-- Task details --
Emit the entire listing verbatim.

══════════

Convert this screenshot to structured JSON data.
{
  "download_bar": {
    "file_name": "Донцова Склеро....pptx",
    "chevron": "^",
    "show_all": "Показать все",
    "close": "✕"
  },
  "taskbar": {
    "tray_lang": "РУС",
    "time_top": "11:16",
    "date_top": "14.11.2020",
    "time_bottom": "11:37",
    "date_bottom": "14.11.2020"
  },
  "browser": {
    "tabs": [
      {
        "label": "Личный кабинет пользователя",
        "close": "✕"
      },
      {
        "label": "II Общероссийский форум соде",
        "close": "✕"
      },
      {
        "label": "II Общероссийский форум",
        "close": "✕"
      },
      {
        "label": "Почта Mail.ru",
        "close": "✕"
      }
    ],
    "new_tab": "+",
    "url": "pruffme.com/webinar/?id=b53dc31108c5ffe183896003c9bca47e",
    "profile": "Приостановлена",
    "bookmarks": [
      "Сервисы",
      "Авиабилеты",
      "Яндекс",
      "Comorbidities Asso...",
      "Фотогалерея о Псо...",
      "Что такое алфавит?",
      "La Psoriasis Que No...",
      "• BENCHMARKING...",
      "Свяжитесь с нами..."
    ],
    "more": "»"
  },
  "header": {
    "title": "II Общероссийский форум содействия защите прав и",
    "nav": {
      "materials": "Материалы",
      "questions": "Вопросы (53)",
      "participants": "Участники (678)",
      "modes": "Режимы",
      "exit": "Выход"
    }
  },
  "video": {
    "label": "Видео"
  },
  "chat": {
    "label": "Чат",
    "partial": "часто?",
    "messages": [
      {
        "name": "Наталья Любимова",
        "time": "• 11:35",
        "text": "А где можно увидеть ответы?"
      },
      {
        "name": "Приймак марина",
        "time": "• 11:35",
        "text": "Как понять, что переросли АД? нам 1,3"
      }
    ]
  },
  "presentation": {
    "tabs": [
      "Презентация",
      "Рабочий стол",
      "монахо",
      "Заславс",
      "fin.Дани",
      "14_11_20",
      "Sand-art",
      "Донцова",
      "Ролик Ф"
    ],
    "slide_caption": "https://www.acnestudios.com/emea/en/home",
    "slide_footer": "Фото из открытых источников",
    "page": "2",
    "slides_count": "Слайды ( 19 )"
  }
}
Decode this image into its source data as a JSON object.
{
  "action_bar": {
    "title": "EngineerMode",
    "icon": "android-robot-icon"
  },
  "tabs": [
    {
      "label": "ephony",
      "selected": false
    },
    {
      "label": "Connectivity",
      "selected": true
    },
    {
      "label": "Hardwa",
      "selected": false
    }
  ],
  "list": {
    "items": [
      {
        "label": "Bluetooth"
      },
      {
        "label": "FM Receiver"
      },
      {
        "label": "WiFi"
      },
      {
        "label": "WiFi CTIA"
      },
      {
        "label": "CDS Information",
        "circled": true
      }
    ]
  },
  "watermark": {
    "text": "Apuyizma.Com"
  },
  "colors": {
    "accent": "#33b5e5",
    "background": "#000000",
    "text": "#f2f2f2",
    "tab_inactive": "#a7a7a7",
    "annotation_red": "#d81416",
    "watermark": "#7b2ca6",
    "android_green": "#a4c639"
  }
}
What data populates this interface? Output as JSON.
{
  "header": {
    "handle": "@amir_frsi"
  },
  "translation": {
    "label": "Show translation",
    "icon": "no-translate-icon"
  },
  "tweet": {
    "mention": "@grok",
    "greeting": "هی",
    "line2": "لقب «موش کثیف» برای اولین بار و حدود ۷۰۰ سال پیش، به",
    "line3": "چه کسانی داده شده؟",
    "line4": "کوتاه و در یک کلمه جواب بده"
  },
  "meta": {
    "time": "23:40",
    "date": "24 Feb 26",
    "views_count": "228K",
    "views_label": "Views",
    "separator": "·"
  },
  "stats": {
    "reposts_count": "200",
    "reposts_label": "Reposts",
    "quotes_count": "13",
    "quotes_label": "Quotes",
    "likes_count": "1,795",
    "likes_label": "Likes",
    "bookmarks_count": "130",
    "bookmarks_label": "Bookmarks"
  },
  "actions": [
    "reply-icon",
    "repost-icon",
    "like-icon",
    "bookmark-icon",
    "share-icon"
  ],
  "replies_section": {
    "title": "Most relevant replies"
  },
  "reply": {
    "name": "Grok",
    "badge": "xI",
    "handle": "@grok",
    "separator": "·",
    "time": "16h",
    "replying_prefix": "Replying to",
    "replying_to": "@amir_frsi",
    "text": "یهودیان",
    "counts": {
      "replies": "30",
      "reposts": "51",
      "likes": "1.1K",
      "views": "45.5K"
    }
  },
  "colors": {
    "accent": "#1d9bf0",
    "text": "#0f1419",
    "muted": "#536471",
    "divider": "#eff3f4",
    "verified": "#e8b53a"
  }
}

══════════

-- Result for this task --
Convert this screenshot to structured JSON data.
{
  "download_bar": {
    "file_name": "Донцова Склеро....pptx",
    "chevron": "^",
    "show_all": "Показать все",
    "close": "✕"
  },
  "taskbar": {
    "tray_lang": "РУС",
    "time_top": "11:16",
    "date_top": "14.11.2020",
    "time_bottom": "11:37",
    "date_bottom": "14.11.2020"
  },
  "browser": {
    "tabs": [
      {
        "label": "Личный кабинет пользователя",
        "close": "✕"
      },
      {
        "label": "II Общероссийский форум соде",
        "close": "✕"
      },
      {
        "label": "II Общероссийский форум",
        "close": "✕"
      },
      {
        "label": "Почта Mail.ru",
        "close": "✕"
      }
    ],
    "new_tab": "+",
    "url": "pruffme.com/webinar/?id=b53dc31108c5ffe183896003c9bca47e",
    "profile": "Приостановлена",
    "bookmarks": [
      "Сервисы",
      "Авиабилеты",
      "Яндекс",
      "Comorbidities Asso...",
      "Фотогалерея о Псо...",
      "Что такое алфавит?",
      "La Psoriasis Que No...",
      "• BENCHMARKING...",
      "Свяжитесь с нами..."
    ],
    "more": "»"
  },
  "header": {
    "title": "II Общероссийский форум содействия защите прав и",
    "nav": {
      "materials": "Материалы",
      "questions": "Вопросы (53)",
      "participants": "Участники (678)",
      "modes": "Режимы",
      "exit": "Выход"
    }
  },
  "video": {
    "label": "Видео"
  },
  "chat": {
    "label": "Чат",
    "partial": "часто?",
    "messages": [
      {
        "name": "Наталья Любимова",
        "time": "• 11:35",
        "text": "А где можно увидеть ответы?"
      },
      {
        "name": "Приймак марина",
        "time": "• 11:35",
        "text": "Как понять, что переросли АД? нам 1,3"
      }
    ]
  },
  "presentation": {
    "tabs": [
      "Презентация",
      "Рабочий стол",
      "монахо",
      "Заславс",
      "fin.Дани",
      "14_11_20",
      "Sand-art",
      "Донцова",
      "Ролик Ф"
    ],
    "slide_caption": "https://www.acnestudios.com/emea/en/home",
    "slide_footer": "Фото из открытых источников",
    "page": "2",
    "slides_count": "Слайды ( 19 )"
  }
}
Decode this image into its source data as a JSON object.
{
  "action_bar": {
    "title": "EngineerMode",
    "icon": "android-robot-icon"
  },
  "tabs": [
    {
      "label": "ephony",
      "selected": false
    },
    {
      "label": "Connectivity",
      "selected": true
    },
    {
      "label": "Hardwa",
      "selected": false
    }
  ],
  "list": {
    "items": [
      {
        "label": "Bluetooth"
      },
      {
        "label": "FM Receiver"
      },
      {
        "label": "WiFi"
      },
      {
        "label": "WiFi CTIA"
      },
      {
        "label": "CDS Information",
        "circled": true
      }
    ]
  },
  "watermark": {
    "text": "Apuyizma.Com"
  },
  "colors": {
    "accent": "#33b5e5",
    "background": "#000000",
    "text": "#f2f2f2",
    "tab_inactive": "#a7a7a7",
    "annotation_red": "#d81416",
    "watermark": "#7b2ca6",
    "android_green": "#a4c639"
  }
}
What data populates this interface? Output as JSON.
{
  "header": {
    "handle": "@amir_frsi"
  },
  "translation": {
    "label": "Show translation",
    "icon": "no-translate-icon"
  },
  "tweet": {
    "mention": "@grok",
    "greeting": "هی",
    "line2": "لقب «موش کثیف» برای اولین بار و حدود ۷۰۰ سال پیش، به",
    "line3": "چه کسانی داده شده؟",
    "line4": "کوتاه و در یک کلمه جواب بده"
  },
  "meta": {
    "time": "23:40",
    "date": "24 Feb 26",
    "views_count": "228K",
    "views_label": "Views",
    "separator": "·"
  },
  "stats": {
    "reposts_count": "200",
    "reposts_label": "Reposts",
    "quotes_count": "13",
    "quotes_label": "Quotes",
    "likes_count": "1,795",
    "likes_label": "Likes",
    "bookmarks_count": "130",
    "bookmarks_label": "Bookmarks"
  },
  "actions": [
    "reply-icon",
    "repost-icon",
    "like-icon",
    "bookmark-icon",
    "share-icon"
  ],
  "replies_section": {
    "title": "Most relevant replies"
  },
  "reply": {
    "name": "Grok",
    "badge": "xI",
    "handle": "@grok",
    "separator": "·",
    "time": "16h",
    "replying_prefix": "Replying to",
    "replying_to": "@amir_frsi",
    "text": "یهودیان",
    "counts": {
      "replies": "30",
      "reposts": "51",
      "likes": "1.1K",
      "views": "45.5K"
    }
  },
  "colors": {
    "accent": "#1d9bf0",
    "text": "#0f1419",
    "muted": "#536471",
    "divider": "#eff3f4",
    "verified": "#e8b53a"
  }
}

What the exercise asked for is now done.